### Set problem
Return all lines in the material below that contain "Macri".

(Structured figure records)
--------------------------------

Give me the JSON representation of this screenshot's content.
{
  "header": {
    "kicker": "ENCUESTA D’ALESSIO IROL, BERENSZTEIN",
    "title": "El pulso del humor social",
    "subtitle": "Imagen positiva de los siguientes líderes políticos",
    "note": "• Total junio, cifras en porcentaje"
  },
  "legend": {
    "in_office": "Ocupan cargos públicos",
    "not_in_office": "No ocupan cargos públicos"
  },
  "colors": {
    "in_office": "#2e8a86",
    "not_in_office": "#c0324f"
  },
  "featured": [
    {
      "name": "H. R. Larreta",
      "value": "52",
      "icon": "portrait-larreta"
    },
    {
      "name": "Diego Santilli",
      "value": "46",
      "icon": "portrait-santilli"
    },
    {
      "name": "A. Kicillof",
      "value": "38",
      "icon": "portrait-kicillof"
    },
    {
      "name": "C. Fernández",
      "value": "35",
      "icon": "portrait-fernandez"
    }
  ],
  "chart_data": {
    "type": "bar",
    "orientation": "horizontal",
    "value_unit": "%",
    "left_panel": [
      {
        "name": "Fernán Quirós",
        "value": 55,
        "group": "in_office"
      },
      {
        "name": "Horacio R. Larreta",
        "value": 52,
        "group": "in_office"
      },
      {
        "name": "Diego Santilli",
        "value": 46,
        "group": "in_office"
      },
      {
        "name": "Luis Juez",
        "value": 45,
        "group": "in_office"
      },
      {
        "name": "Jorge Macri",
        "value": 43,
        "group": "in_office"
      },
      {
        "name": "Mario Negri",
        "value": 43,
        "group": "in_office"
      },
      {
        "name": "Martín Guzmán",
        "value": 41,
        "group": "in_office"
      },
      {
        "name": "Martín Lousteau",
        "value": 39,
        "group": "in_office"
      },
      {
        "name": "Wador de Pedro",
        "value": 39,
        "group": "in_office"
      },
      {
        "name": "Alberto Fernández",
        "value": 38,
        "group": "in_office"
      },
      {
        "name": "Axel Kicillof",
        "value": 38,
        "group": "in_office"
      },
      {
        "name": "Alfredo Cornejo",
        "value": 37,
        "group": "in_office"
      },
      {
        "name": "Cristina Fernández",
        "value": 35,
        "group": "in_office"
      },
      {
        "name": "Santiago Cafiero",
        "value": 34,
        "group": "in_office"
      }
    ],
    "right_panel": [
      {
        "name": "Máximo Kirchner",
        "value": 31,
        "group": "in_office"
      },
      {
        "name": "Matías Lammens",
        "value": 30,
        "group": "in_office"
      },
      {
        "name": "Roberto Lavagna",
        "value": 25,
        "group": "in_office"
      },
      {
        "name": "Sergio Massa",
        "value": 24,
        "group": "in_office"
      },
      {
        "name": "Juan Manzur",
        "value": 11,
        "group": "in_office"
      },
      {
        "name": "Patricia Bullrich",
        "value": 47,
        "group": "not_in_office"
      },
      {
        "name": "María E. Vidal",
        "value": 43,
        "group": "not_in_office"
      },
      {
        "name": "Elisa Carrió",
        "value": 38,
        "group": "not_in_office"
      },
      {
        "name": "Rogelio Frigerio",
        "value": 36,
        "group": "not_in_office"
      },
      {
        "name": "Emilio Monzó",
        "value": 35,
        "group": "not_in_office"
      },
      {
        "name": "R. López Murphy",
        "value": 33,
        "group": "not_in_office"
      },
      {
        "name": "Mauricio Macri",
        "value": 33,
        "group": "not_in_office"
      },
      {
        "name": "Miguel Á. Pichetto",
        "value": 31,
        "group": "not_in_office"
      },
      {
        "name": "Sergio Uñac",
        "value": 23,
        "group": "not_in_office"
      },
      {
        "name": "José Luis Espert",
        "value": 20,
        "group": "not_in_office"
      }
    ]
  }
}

--------------------------------

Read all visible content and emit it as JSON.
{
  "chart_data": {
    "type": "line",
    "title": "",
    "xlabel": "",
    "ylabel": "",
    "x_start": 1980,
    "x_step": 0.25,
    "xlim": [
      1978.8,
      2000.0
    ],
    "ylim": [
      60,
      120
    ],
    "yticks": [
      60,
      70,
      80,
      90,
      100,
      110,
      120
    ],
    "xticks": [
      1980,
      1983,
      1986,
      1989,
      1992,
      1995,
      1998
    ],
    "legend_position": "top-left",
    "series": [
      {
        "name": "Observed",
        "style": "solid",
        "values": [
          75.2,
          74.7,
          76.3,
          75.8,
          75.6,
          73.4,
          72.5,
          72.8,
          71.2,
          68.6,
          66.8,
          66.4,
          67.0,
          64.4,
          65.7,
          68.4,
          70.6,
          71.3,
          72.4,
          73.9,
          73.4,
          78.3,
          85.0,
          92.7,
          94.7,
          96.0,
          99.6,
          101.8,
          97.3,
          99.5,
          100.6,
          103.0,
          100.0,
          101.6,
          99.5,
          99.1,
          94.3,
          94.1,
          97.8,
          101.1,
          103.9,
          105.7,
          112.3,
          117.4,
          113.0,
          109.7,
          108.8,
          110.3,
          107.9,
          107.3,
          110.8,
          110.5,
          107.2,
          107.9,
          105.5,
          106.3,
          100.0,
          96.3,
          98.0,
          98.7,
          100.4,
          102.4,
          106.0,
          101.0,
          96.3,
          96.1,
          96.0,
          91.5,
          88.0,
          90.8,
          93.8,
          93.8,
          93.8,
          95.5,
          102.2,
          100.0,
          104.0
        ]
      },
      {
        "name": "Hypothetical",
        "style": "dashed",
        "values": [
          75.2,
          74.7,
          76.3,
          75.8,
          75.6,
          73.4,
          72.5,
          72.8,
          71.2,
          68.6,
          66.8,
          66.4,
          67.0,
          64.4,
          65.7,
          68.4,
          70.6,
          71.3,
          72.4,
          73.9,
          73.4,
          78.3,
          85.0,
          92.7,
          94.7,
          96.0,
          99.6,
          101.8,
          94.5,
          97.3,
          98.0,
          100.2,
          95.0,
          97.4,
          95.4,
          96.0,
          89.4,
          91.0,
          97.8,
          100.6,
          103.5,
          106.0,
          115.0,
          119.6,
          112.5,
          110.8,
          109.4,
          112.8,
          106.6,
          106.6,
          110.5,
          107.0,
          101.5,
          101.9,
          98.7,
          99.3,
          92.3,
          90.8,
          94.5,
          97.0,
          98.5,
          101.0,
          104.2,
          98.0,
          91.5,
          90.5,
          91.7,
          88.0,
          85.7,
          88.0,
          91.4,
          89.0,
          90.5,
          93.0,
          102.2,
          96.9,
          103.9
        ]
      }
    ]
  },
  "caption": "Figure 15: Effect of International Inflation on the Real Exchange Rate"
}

--------------------------------

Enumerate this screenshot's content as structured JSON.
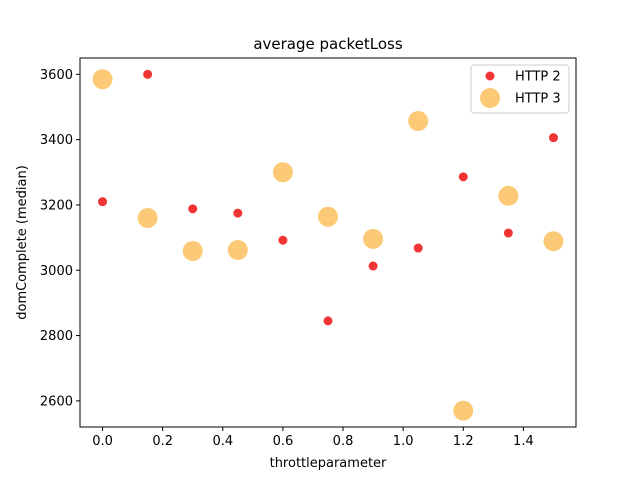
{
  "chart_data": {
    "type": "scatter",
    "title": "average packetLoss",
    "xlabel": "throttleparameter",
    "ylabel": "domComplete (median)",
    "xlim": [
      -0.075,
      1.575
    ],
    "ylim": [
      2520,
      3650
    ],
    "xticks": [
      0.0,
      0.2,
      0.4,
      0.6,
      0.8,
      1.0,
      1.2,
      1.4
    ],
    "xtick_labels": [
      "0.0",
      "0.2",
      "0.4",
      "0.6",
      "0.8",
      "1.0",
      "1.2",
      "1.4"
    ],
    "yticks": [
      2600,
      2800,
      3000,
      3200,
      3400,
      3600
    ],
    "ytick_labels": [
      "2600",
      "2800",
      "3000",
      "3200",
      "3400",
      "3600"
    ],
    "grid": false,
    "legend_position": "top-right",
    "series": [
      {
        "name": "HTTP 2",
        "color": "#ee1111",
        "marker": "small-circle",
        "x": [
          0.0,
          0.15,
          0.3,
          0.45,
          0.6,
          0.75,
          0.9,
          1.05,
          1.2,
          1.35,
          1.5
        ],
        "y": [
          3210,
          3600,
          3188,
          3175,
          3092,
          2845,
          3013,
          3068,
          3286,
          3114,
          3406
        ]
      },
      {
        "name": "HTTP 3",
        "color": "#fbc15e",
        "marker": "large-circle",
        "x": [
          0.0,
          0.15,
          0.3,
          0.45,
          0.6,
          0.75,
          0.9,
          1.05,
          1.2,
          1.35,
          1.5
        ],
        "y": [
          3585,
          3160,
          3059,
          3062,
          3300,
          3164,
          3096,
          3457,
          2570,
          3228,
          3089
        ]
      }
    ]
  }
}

--------------------------------

### Written solution
        "name": "Jorge Macri",
        "name": "Mauricio Macri",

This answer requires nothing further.